— PROBLEM —
List, from the lines below, each one with "Chrome" in it.
>> START ROWS
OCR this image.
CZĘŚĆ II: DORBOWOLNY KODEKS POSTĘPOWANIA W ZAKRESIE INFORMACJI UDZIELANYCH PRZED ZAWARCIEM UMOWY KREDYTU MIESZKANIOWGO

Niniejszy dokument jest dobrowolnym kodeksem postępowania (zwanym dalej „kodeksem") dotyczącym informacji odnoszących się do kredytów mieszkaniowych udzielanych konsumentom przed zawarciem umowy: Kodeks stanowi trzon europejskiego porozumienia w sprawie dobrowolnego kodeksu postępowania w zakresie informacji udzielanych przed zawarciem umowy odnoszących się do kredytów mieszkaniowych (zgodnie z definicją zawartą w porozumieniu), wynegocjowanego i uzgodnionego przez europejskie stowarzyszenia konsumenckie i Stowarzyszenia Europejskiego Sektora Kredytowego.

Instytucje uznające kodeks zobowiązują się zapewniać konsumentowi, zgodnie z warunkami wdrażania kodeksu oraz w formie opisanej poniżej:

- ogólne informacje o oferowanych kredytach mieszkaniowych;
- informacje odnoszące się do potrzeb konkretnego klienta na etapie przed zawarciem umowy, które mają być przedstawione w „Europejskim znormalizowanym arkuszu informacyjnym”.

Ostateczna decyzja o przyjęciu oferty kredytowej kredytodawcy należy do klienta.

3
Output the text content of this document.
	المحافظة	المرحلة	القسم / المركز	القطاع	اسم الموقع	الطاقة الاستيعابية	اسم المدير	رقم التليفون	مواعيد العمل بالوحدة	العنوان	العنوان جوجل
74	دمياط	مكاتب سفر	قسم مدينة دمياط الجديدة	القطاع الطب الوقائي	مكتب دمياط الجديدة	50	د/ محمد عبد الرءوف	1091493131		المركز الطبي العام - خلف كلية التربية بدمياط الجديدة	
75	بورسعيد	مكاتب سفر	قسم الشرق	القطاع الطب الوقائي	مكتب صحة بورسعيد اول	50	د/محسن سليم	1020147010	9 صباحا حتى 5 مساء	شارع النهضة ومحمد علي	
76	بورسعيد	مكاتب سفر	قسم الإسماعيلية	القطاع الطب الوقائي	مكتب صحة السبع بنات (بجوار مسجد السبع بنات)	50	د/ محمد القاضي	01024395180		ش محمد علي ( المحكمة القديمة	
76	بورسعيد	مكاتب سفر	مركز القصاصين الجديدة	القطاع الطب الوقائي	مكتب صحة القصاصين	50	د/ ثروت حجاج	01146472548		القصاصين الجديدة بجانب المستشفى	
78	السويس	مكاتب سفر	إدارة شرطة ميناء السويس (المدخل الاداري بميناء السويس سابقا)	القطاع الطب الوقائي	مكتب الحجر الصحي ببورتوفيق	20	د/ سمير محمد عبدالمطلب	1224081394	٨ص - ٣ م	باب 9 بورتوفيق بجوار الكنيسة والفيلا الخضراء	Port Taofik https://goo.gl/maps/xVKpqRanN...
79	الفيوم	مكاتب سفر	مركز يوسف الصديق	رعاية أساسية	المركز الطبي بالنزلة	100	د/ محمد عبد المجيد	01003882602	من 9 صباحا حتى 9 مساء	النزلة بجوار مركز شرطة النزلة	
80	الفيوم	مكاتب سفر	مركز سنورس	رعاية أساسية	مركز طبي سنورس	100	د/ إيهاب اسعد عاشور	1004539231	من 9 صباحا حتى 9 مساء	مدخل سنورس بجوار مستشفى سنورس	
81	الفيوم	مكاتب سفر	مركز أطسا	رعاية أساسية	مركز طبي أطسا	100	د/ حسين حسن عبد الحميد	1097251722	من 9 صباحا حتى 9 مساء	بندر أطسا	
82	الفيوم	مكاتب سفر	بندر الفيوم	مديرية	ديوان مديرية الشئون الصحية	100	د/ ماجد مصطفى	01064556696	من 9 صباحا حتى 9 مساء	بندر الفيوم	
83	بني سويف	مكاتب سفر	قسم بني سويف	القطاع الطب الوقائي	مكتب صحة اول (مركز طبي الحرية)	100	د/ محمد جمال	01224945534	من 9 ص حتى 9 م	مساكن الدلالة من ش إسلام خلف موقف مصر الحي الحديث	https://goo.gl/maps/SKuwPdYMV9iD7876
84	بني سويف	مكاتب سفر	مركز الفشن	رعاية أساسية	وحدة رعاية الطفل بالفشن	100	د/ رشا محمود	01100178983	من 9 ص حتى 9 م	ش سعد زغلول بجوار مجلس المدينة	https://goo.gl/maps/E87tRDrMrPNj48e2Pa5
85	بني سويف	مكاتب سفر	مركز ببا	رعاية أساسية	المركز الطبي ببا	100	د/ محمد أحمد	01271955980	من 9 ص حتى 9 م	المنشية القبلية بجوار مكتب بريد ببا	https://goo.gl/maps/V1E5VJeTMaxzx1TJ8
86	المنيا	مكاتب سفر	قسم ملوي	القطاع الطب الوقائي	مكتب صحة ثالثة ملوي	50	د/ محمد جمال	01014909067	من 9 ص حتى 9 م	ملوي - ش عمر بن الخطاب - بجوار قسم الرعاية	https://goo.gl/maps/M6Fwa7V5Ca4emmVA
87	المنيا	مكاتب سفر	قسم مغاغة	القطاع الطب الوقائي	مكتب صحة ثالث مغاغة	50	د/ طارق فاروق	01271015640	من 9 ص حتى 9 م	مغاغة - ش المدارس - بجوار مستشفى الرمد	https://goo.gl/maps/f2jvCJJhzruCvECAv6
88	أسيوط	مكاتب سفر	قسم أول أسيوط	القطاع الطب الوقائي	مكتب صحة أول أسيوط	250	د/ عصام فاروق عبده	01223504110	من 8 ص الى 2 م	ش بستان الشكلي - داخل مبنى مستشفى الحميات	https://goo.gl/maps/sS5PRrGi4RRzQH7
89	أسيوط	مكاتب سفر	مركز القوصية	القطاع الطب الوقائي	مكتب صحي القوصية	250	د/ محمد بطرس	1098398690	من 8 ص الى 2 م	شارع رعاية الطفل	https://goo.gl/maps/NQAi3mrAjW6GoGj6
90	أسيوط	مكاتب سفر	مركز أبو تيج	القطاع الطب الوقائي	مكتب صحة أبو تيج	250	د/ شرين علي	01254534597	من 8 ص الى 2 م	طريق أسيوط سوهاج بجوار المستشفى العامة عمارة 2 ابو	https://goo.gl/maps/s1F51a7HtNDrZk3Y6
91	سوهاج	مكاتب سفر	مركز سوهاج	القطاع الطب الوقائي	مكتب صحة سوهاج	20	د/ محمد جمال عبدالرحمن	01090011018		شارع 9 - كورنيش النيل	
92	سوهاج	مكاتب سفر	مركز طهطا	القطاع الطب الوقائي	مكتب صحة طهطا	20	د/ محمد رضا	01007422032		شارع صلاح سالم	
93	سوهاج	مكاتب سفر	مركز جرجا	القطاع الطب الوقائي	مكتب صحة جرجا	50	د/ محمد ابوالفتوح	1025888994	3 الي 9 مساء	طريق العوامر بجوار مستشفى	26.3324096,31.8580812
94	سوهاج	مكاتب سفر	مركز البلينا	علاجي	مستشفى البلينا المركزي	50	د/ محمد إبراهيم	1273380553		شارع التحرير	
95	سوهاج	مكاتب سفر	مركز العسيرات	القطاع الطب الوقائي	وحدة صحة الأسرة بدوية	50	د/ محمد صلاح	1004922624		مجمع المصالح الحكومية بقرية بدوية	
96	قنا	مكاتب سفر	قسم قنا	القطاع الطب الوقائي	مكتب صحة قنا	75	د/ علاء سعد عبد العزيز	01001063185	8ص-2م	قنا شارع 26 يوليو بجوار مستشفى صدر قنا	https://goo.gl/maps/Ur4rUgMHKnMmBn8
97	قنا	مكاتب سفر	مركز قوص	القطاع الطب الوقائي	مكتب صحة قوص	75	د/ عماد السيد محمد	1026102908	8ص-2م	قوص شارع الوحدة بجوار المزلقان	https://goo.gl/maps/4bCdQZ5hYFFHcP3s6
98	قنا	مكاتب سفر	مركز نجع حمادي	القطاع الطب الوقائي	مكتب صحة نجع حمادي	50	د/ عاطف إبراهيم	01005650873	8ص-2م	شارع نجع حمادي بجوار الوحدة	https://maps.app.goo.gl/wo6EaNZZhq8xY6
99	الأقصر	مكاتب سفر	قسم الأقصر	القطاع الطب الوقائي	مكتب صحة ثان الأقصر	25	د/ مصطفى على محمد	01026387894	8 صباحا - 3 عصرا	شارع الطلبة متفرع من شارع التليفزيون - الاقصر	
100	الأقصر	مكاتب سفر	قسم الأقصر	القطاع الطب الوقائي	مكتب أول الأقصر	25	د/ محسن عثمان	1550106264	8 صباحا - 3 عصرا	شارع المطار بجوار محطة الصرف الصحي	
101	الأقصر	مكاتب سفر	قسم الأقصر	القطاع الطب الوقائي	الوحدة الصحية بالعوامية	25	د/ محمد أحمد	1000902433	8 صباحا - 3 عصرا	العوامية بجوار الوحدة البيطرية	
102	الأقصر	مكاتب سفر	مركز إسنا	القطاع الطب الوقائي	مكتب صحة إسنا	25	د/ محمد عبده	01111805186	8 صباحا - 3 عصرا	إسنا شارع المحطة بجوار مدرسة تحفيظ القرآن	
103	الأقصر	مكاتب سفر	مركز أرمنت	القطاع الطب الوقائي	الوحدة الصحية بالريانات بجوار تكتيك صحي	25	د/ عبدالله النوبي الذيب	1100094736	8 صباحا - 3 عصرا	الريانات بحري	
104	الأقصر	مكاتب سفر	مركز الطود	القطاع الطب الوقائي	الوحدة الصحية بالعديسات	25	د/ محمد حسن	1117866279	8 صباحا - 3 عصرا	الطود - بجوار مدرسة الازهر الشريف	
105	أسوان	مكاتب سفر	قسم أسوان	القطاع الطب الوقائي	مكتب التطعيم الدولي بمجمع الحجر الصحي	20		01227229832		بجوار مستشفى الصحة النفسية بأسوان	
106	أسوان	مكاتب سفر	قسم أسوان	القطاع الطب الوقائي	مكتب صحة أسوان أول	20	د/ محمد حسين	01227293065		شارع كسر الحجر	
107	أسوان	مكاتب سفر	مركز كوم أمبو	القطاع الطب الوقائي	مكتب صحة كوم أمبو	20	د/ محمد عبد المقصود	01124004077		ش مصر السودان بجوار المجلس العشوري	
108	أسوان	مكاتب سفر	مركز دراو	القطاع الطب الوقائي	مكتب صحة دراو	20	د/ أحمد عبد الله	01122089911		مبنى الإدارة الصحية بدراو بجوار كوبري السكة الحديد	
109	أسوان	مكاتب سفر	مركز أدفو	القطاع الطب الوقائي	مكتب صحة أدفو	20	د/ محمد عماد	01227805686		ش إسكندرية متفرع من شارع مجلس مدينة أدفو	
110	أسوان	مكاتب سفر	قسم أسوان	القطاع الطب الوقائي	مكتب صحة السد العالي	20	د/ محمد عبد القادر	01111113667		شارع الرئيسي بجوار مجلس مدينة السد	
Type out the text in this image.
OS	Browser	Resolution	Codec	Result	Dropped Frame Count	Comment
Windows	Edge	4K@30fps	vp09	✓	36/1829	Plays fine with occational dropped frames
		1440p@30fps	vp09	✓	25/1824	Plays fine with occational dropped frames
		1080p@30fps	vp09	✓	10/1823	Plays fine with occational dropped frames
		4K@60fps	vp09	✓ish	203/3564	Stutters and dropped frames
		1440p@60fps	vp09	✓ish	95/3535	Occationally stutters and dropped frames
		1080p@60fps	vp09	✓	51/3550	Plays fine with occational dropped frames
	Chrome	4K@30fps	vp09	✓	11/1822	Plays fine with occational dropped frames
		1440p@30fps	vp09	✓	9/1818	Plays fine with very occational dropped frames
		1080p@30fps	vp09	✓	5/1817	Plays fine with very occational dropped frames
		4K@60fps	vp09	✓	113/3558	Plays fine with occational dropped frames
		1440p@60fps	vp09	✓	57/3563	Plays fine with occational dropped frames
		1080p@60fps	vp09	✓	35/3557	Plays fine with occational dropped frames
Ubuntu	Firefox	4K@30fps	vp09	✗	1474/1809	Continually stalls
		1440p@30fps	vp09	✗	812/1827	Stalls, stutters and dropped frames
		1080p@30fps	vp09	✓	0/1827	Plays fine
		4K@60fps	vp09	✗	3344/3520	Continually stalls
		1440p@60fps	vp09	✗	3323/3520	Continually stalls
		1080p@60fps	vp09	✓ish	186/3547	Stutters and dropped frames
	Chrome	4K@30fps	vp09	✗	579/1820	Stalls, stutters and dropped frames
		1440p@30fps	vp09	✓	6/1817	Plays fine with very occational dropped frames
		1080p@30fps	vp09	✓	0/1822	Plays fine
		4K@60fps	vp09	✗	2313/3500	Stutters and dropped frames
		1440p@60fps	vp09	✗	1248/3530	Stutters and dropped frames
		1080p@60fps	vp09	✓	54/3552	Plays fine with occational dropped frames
>> END ROWS
— FINAL ANSWER —
	Chrome	4K@30fps	vp09	✓	11/1822	Plays fine with occational dropped frames
	Chrome	4K@30fps	vp09	✗	579/1820	Stalls, stutters and dropped frames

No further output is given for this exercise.